## STATED EXERCISE
Set down the full listing exactly, character for character.

*** DATA FOR THE TASK ***

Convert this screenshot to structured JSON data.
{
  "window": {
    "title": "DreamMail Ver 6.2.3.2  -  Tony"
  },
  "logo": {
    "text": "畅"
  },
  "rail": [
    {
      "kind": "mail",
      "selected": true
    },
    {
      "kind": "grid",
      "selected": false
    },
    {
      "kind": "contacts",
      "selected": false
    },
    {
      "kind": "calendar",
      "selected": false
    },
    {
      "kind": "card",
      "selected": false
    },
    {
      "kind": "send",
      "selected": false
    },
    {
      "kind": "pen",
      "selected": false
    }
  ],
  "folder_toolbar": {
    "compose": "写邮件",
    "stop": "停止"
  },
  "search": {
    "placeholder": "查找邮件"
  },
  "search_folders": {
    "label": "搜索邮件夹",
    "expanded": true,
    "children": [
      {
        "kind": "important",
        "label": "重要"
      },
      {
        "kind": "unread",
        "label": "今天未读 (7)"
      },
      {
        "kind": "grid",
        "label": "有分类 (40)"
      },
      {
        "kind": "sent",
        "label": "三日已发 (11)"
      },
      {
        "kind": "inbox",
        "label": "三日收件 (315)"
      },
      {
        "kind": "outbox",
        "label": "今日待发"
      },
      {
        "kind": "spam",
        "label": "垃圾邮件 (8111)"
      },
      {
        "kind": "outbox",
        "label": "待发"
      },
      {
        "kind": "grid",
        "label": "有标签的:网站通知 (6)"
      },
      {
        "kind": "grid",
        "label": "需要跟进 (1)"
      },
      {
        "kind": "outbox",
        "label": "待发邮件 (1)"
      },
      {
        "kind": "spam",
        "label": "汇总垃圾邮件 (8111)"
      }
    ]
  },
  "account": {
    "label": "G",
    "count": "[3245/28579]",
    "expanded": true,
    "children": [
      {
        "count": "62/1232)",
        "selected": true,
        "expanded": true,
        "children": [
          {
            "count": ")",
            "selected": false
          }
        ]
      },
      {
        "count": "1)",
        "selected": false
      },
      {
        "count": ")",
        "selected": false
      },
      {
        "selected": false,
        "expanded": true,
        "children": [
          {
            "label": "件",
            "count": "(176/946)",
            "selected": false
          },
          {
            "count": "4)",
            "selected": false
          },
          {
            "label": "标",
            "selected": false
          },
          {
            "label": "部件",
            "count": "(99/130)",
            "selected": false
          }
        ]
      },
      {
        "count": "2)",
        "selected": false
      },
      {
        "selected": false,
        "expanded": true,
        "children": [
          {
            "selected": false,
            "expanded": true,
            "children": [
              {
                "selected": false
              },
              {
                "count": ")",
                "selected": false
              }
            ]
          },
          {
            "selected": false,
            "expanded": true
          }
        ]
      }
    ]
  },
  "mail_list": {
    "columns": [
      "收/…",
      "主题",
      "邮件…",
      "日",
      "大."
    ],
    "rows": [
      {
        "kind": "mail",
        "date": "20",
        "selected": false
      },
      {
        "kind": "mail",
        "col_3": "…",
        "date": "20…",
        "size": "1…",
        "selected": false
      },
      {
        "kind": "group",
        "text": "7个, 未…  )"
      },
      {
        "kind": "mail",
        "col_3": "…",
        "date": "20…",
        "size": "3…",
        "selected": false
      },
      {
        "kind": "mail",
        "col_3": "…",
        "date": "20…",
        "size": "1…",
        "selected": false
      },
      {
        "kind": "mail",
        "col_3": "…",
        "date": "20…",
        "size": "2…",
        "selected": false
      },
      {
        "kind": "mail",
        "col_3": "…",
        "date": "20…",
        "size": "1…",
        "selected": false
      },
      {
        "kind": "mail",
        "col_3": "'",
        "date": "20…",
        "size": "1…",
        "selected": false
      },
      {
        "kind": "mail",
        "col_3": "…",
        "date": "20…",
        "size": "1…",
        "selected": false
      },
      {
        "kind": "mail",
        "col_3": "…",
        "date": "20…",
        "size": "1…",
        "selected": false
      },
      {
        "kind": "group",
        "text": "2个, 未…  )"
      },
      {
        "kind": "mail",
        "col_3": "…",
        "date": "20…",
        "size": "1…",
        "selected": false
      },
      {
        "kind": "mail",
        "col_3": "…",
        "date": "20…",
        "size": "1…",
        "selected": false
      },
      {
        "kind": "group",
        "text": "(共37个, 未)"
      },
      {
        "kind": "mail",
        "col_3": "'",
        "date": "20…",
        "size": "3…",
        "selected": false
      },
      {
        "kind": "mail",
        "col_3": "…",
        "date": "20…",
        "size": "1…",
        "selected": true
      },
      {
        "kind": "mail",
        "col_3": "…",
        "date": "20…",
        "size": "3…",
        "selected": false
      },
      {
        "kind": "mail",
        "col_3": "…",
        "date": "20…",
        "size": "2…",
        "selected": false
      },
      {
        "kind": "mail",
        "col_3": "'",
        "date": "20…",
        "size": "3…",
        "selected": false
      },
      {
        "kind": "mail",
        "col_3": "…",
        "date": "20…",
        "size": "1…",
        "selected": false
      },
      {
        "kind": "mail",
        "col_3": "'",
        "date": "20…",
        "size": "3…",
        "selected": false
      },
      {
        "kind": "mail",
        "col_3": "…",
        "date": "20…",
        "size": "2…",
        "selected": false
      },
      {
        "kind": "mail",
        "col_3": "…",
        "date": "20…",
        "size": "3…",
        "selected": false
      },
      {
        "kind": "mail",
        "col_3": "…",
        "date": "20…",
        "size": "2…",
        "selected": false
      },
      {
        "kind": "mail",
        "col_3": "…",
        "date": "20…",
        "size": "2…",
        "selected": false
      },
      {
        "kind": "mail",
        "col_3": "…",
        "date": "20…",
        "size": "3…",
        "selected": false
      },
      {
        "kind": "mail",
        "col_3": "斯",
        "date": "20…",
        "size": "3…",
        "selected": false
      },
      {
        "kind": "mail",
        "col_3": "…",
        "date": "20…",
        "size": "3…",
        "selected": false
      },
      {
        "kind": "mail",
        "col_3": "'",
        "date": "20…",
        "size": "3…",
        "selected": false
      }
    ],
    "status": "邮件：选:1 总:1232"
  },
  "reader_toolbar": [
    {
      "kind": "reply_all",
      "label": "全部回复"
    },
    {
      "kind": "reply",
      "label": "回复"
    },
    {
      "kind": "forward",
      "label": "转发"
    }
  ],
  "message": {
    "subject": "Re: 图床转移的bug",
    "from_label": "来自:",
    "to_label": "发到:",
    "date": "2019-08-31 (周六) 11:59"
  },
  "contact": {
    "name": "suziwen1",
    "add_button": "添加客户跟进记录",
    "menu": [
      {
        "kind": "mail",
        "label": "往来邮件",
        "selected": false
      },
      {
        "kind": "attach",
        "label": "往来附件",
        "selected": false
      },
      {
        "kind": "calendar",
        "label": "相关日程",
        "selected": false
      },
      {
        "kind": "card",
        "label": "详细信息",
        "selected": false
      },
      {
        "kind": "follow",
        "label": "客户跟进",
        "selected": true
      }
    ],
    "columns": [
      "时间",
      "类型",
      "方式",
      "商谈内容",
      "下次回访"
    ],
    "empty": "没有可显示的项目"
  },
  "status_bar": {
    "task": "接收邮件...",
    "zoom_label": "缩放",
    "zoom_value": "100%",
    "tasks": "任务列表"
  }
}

***

## SOLUTION TO THIS PROBLEM
Convert this screenshot to structured JSON data.
{
  "window": {
    "title": "DreamMail Ver 6.2.3.2  -  Tony"
  },
  "logo": {
    "text": "畅"
  },
  "rail": [
    {
      "kind": "mail",
      "selected": true
    },
    {
      "kind": "grid",
      "selected": false
    },
    {
      "kind": "contacts",
      "selected": false
    },
    {
      "kind": "calendar",
      "selected": false
    },
    {
      "kind": "card",
      "selected": false
    },
    {
      "kind": "send",
      "selected": false
    },
    {
      "kind": "pen",
      "selected": false
    }
  ],
  "folder_toolbar": {
    "compose": "写邮件",
    "stop": "停止"
  },
  "search": {
    "placeholder": "查找邮件"
  },
  "search_folders": {
    "label": "搜索邮件夹",
    "expanded": true,
    "children": [
      {
        "kind": "important",
        "label": "重要"
      },
      {
        "kind": "unread",
        "label": "今天未读 (7)"
      },
      {
        "kind": "grid",
        "label": "有分类 (40)"
      },
      {
        "kind": "sent",
        "label": "三日已发 (11)"
      },
      {
        "kind": "inbox",
        "label": "三日收件 (315)"
      },
      {
        "kind": "outbox",
        "label": "今日待发"
      },
      {
        "kind": "spam",
        "label": "垃圾邮件 (8111)"
      },
      {
        "kind": "outbox",
        "label": "待发"
      },
      {
        "kind": "grid",
        "label": "有标签的:网站通知 (6)"
      },
      {
        "kind": "grid",
        "label": "需要跟进 (1)"
      },
      {
        "kind": "outbox",
        "label": "待发邮件 (1)"
      },
      {
        "kind": "spam",
        "label": "汇总垃圾邮件 (8111)"
      }
    ]
  },
  "account": {
    "label": "G",
    "count": "[3245/28579]",
    "expanded": true,
    "children": [
      {
        "count": "62/1232)",
        "selected": true,
        "expanded": true,
        "children": [
          {
            "count": ")",
            "selected": false
          }
        ]
      },
      {
        "count": "1)",
        "selected": false
      },
      {
        "count": ")",
        "selected": false
      },
      {
        "selected": false,
        "expanded": true,
        "children": [
          {
            "label": "件",
            "count": "(176/946)",
            "selected": false
          },
          {
            "count": "4)",
            "selected": false
          },
          {
            "label": "标",
            "selected": false
          },
          {
            "label": "部件",
            "count": "(99/130)",
            "selected": false
          }
        ]
      },
      {
        "count": "2)",
        "selected": false
      },
      {
        "selected": false,
        "expanded": true,
        "children": [
          {
            "selected": false,
            "expanded": true,
            "children": [
              {
                "selected": false
              },
              {
                "count": ")",
                "selected": false
              }
            ]
          },
          {
            "selected": false,
            "expanded": true
          }
        ]
      }
    ]
  },
  "mail_list": {
    "columns": [
      "收/…",
      "主题",
      "邮件…",
      "日",
      "大."
    ],
    "rows": [
      {
        "kind": "mail",
        "date": "20",
        "selected": false
      },
      {
        "kind": "mail",
        "col_3": "…",
        "date": "20…",
        "size": "1…",
        "selected": false
      },
      {
        "kind": "group",
        "text": "7个, 未…  )"
      },
      {
        "kind": "mail",
        "col_3": "…",
        "date": "20…",
        "size": "3…",
        "selected": false
      },
      {
        "kind": "mail",
        "col_3": "…",
        "date": "20…",
        "size": "1…",
        "selected": false
      },
      {
        "kind": "mail",
        "col_3": "…",
        "date": "20…",
        "size": "2…",
        "selected": false
      },
      {
        "kind": "mail",
        "col_3": "…",
        "date": "20…",
        "size": "1…",
        "selected": false
      },
      {
        "kind": "mail",
        "col_3": "'",
        "date": "20…",
        "size": "1…",
        "selected": false
      },
      {
        "kind": "mail",
        "col_3": "…",
        "date": "20…",
        "size": "1…",
        "selected": false
      },
      {
        "kind": "mail",
        "col_3": "…",
        "date": "20…",
        "size": "1…",
        "selected": false
      },
      {
        "kind": "group",
        "text": "2个, 未…  )"
      },
      {
        "kind": "mail",
        "col_3": "…",
        "date": "20…",
        "size": "1…",
        "selected": false
      },
      {
        "kind": "mail",
        "col_3": "…",
        "date": "20…",
        "size": "1…",
        "selected": false
      },
      {
        "kind": "group",
        "text": "(共37个, 未)"
      },
      {
        "kind": "mail",
        "col_3": "'",
        "date": "20…",
        "size": "3…",
        "selected": false
      },
      {
        "kind": "mail",
        "col_3": "…",
        "date": "20…",
        "size": "1…",
        "selected": true
      },
      {
        "kind": "mail",
        "col_3": "…",
        "date": "20…",
        "size": "3…",
        "selected": false
      },
      {
        "kind": "mail",
        "col_3": "…",
        "date": "20…",
        "size": "2…",
        "selected": false
      },
      {
        "kind": "mail",
        "col_3": "'",
        "date": "20…",
        "size": "3…",
        "selected": false
      },
      {
        "kind": "mail",
        "col_3": "…",
        "date": "20…",
        "size": "1…",
        "selected": false
      },
      {
        "kind": "mail",
        "col_3": "'",
        "date": "20…",
        "size": "3…",
        "selected": false
      },
      {
        "kind": "mail",
        "col_3": "…",
        "date": "20…",
        "size": "2…",
        "selected": false
      },
      {
        "kind": "mail",
        "col_3": "…",
        "date": "20…",
        "size": "3…",
        "selected": false
      },
      {
        "kind": "mail",
        "col_3": "…",
        "date": "20…",
        "size": "2…",
        "selected": false
      },
      {
        "kind": "mail",
        "col_3": "…",
        "date": "20…",
        "size": "2…",
        "selected": false
      },
      {
        "kind": "mail",
        "col_3": "…",
        "date": "20…",
        "size": "3…",
        "selected": false
      },
      {
        "kind": "mail",
        "col_3": "斯",
        "date": "20…",
        "size": "3…",
        "selected": false
      },
      {
        "kind": "mail",
        "col_3": "…",
        "date": "20…",
        "size": "3…",
        "selected": false
      },
      {
        "kind": "mail",
        "col_3": "'",
        "date": "20…",
        "size": "3…",
        "selected": false
      }
    ],
    "status": "邮件：选:1 总:1232"
  },
  "reader_toolbar": [
    {
      "kind": "reply_all",
      "label": "全部回复"
    },
    {
      "kind": "reply",
      "label": "回复"
    },
    {
      "kind": "forward",
      "label": "转发"
    }
  ],
  "message": {
    "subject": "Re: 图床转移的bug",
    "from_label": "来自:",
    "to_label": "发到:",
    "date": "2019-08-31 (周六) 11:59"
  },
  "contact": {
    "name": "suziwen1",
    "add_button": "添加客户跟进记录",
    "menu": [
      {
        "kind": "mail",
        "label": "往来邮件",
        "selected": false
      },
      {
        "kind": "attach",
        "label": "往来附件",
        "selected": false
      },
      {
        "kind": "calendar",
        "label": "相关日程",
        "selected": false
      },
      {
        "kind": "card",
        "label": "详细信息",
        "selected": false
      },
      {
        "kind": "follow",
        "label": "客户跟进",
        "selected": true
      }
    ],
    "columns": [
      "时间",
      "类型",
      "方式",
      "商谈内容",
      "下次回访"
    ],
    "empty": "没有可显示的项目"
  },
  "status_bar": {
    "task": "接收邮件...",
    "zoom_label": "缩放",
    "zoom_value": "100%",
    "tasks": "任务列表"
  }
}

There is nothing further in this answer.